Task prompt: Could you copy every line from the material below in which "this" appears?

Supplied information:
□ □ □ □

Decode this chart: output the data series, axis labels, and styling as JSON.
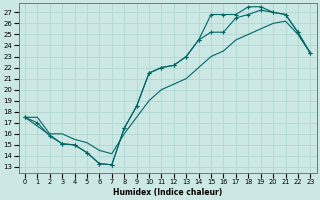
{
  "xlabel": "Humidex (Indice chaleur)",
  "bg_color": "#cce8e4",
  "grid_color": "#b0d8d0",
  "line_color": "#006666",
  "xlim": [
    -0.5,
    23.5
  ],
  "ylim": [
    12.5,
    27.8
  ],
  "xticks": [
    0,
    1,
    2,
    3,
    4,
    5,
    6,
    7,
    8,
    9,
    10,
    11,
    12,
    13,
    14,
    15,
    16,
    17,
    18,
    19,
    20,
    21,
    22,
    23
  ],
  "yticks": [
    13,
    14,
    15,
    16,
    17,
    18,
    19,
    20,
    21,
    22,
    23,
    24,
    25,
    26,
    27
  ],
  "line1_x": [
    0,
    1,
    2,
    3,
    4,
    5,
    6,
    7,
    8,
    9,
    10,
    11,
    12,
    13,
    14,
    15,
    16,
    17,
    18,
    19,
    20,
    21,
    22,
    23
  ],
  "line1_y": [
    17.5,
    17.0,
    15.8,
    15.1,
    15.0,
    14.3,
    13.3,
    13.2,
    16.5,
    18.5,
    21.5,
    22.0,
    22.2,
    23.0,
    24.5,
    25.2,
    25.2,
    26.5,
    26.8,
    27.2,
    27.0,
    26.8,
    25.2,
    23.3
  ],
  "line2_x": [
    0,
    1,
    2,
    3,
    4,
    5,
    6,
    7,
    8,
    9,
    10,
    11,
    12,
    13,
    14,
    15,
    16,
    17,
    18,
    19,
    20,
    21,
    22,
    23
  ],
  "line2_y": [
    17.5,
    17.5,
    16.0,
    16.0,
    15.5,
    15.2,
    14.5,
    14.2,
    16.0,
    17.5,
    19.0,
    20.0,
    20.5,
    21.0,
    22.0,
    23.0,
    23.5,
    24.5,
    25.0,
    25.5,
    26.0,
    26.2,
    25.0,
    23.3
  ],
  "line3_x": [
    0,
    3,
    4,
    5,
    6,
    7,
    8,
    9,
    10,
    11,
    12,
    13,
    14,
    15,
    16,
    17,
    18,
    19,
    20,
    21,
    22,
    23
  ],
  "line3_y": [
    17.5,
    15.1,
    15.0,
    14.3,
    13.3,
    13.2,
    16.5,
    18.5,
    21.5,
    22.0,
    22.2,
    23.0,
    24.5,
    26.8,
    26.8,
    26.8,
    27.5,
    27.5,
    27.0,
    26.8,
    25.2,
    23.3
  ]
}
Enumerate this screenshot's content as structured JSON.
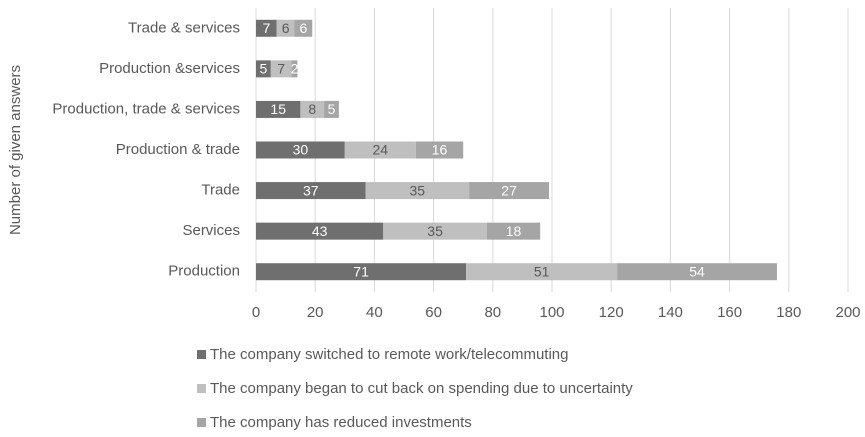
{
  "chart_data": {
    "type": "stacked_bar_horizontal",
    "y_axis_label": "Number of given answers",
    "categories": [
      "Trade & services",
      "Production &services",
      "Production, trade & services",
      "Production & trade",
      "Trade",
      "Services",
      "Production"
    ],
    "series": [
      {
        "name": "The company switched to remote work/telecommuting",
        "color": "#6f6f6f",
        "values": [
          7,
          5,
          15,
          30,
          37,
          43,
          71
        ]
      },
      {
        "name": "The company began to cut back on spending due to uncertainty",
        "color": "#bfbfbf",
        "values": [
          6,
          7,
          8,
          24,
          35,
          35,
          51
        ]
      },
      {
        "name": "The company has reduced investments",
        "color": "#a5a5a5",
        "values": [
          6,
          2,
          5,
          16,
          27,
          18,
          54
        ]
      }
    ],
    "xlim": [
      0,
      200
    ],
    "xticks": [
      0,
      20,
      40,
      60,
      80,
      100,
      120,
      140,
      160,
      180,
      200
    ],
    "grid": true
  }
}
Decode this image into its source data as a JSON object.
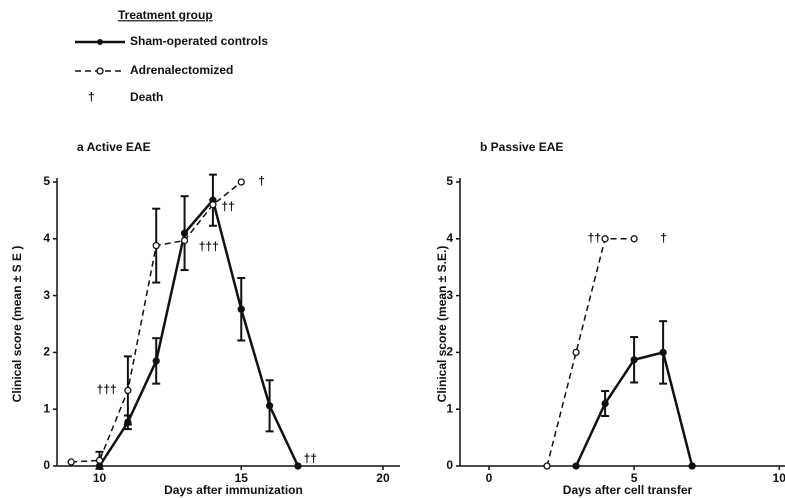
{
  "legend": {
    "title": "Treatment group",
    "death_symbol": "†",
    "death": "Death"
  },
  "chart_data": [
    {
      "type": "line",
      "title": "a Active EAE",
      "xlabel": "Days after immunization",
      "ylabel": "Clinical score (mean ± S E )",
      "x": [
        9,
        10,
        11,
        12,
        13,
        14,
        15,
        16,
        17
      ],
      "xlim": [
        8.5,
        20.6
      ],
      "ylim": [
        0,
        5
      ],
      "xticks": [
        10,
        15,
        20
      ],
      "yticks": [
        0,
        1,
        2,
        3,
        4,
        5
      ],
      "series": [
        {
          "name": "Sham-operated controls",
          "color": "#111111",
          "dashed": false,
          "filled": true,
          "values": [
            null,
            0,
            0.77,
            1.85,
            4.1,
            4.68,
            2.76,
            1.06,
            0
          ],
          "errors": [
            null,
            null,
            0.12,
            0.4,
            0.65,
            0.45,
            0.55,
            0.45,
            null
          ]
        },
        {
          "name": "Adrenalectomized",
          "color": "#111111",
          "dashed": true,
          "filled": false,
          "values": [
            0.07,
            0.1,
            1.33,
            3.88,
            3.97,
            4.6,
            5,
            null,
            null
          ],
          "errors": [
            null,
            0.15,
            0.6,
            0.65,
            null,
            null,
            null,
            null,
            null
          ]
        }
      ],
      "annotations": [
        {
          "text": "†",
          "x": 15.6,
          "y": 5
        },
        {
          "text": "††",
          "x": 14.3,
          "y": 4.55
        },
        {
          "text": "†††",
          "x": 13.5,
          "y": 3.85
        },
        {
          "text": "†††",
          "x": 9.9,
          "y": 1.33
        },
        {
          "text": "††",
          "x": 17.2,
          "y": 0.12
        }
      ]
    },
    {
      "type": "line",
      "title": "b Passive EAE",
      "xlabel": "Days after cell transfer",
      "ylabel": "Clinical score (mean ± S.E.)",
      "x": [
        2,
        3,
        4,
        5,
        6,
        7
      ],
      "xlim": [
        -1,
        10.2
      ],
      "ylim": [
        0,
        5
      ],
      "xticks": [
        0,
        5,
        10
      ],
      "yticks": [
        0,
        1,
        2,
        3,
        4,
        5
      ],
      "series": [
        {
          "name": "Sham-operated controls",
          "color": "#111111",
          "dashed": false,
          "filled": true,
          "values": [
            null,
            0,
            1.1,
            1.87,
            2.0,
            0
          ],
          "errors": [
            null,
            null,
            0.22,
            0.4,
            0.55,
            null
          ]
        },
        {
          "name": "Adrenalectomized",
          "color": "#111111",
          "dashed": true,
          "filled": false,
          "values": [
            0,
            2,
            4,
            4,
            null,
            null
          ],
          "errors": [
            null,
            null,
            null,
            null,
            null,
            null
          ]
        }
      ],
      "annotations": [
        {
          "text": "††",
          "x": 3.4,
          "y": 4.0
        },
        {
          "text": "†",
          "x": 5.9,
          "y": 4.0
        }
      ]
    }
  ]
}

□ □ □ □

Written response:
Decode this chart: output the data series, axis labels, and styling as JSON.
Enumerate this screenshot's content as structured JSON.
Decode this image into its source data as a JSON object.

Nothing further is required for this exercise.